== DATA IN THIS EXERCISE
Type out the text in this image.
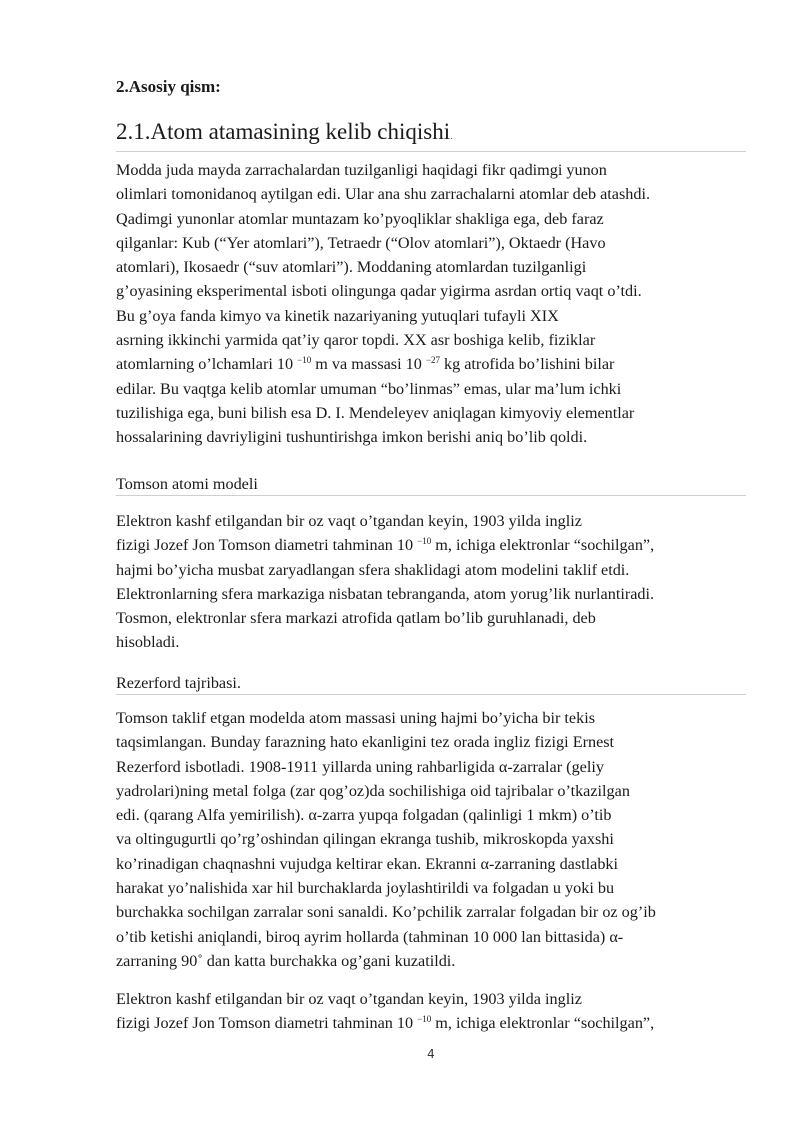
2.Asosiy qism:
2.1.Atom atamasining kelib chiqishi.

Modda juda mayda zarrachalardan tuzilganligi haqidagi fikr qadimgi yunon
olimlari tomonidanoq aytilgan edi. Ular ana shu zarrachalarni atomlar deb atashdi.
Qadimgi yunonlar atomlar muntazam ko’pyoqliklar shakliga ega, deb faraz
qilganlar: Kub (“Yer atomlari”), Tetraedr (“Olov atomlari”), Oktaedr (Havo
atomlari), Ikosaedr (“suv atomlari”). Moddaning atomlardan tuzilganligi
g’oyasining eksperimental isboti olingunga qadar yigirma asrdan ortiq vaqt o’tdi.
Bu g’oya fanda kimyo va kinetik nazariyaning yutuqlari tufayli XIX
asrning ikkinchi yarmida qat’iy qaror topdi. XX asr boshiga kelib, fiziklar
atomlarning o’lchamlari 10 $^{-10}$ m va massasi 10 $^{-27}$ kg atrofida bo’lishini bilar
edilar. Bu vaqtga kelib atomlar umuman “bo’linmas” emas, ular ma’lum ichki
tuzilishiga ega, buni bilish esa D. I. Mendeleyev aniqlagan kimyoviy elementlar
hossalarining davriyligini tushuntirishga imkon berishi aniq bo’lib qoldi.

Tomson atomi modeli

Elektron kashf etilgandan bir oz vaqt o’tgandan keyin, 1903 yilda ingliz
fizigi Jozef Jon Tomson diametri tahminan 10 $^{-10}$ m, ichiga elektronlar “sochilgan”,
hajmi bo’yicha musbat zaryadlangan sfera shaklidagi atom modelini taklif etdi.
Elektronlarning sfera markaziga nisbatan tebranganda, atom yorug’lik nurlantiradi.
Tosmon, elektronlar sfera markazi atrofida qatlam bo’lib guruhlanadi, deb
hisobladi.

Rezerford tajribasi.

Tomson taklif etgan modelda atom massasi uning hajmi bo’yicha bir tekis
taqsimlangan. Bunday farazning hato ekanligini tez orada ingliz fizigi Ernest
Rezerford isbotladi. 1908-1911 yillarda uning rahbarligida α-zarralar (geliy
yadrolari)ning metal folga (zar qog’oz)da sochilishiga oid tajribalar o’tkazilgan
edi. (qarang Alfa yemirilish). α-zarra yupqa folgadan (qalinligi 1 mkm) o’tib
va oltingugurtli qo’rg’oshindan qilingan ekranga tushib, mikroskopda yaxshi
ko’rinadigan chaqnashni vujudga keltirar ekan. Ekranni α-zarraning dastlabki
harakat yo’nalishida xar hil burchaklarda joylashtirildi va folgadan u yoki bu
burchakka sochilgan zarralar soni sanaldi. Ko’pchilik zarralar folgadan bir oz og’ib
o’tib ketishi aniqlandi, biroq ayrim hollarda (tahminan 10 000 lan bittasida) α-
zarraning 90˚ dan katta burchakka og’gani kuzatildi.

Elektron kashf etilgandan bir oz vaqt o’tgandan keyin, 1903 yilda ingliz
fizigi Jozef Jon Tomson diametri tahminan 10 $^{-10}$ m, ichiga elektronlar “sochilgan”,

4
====
WHAT YOU ARE ASKED TO DO — Gather each line from the entries above that includes the word "atrofida".

ANSWER TO THIS PROBLEM —
atomlarning o’lchamlari 10 $^{-10}$ m va massasi 10 $^{-27}$ kg atrofida bo’lishini bilar
Tosmon, elektronlar sfera markazi atrofida qatlam bo’lib guruhlanadi, deb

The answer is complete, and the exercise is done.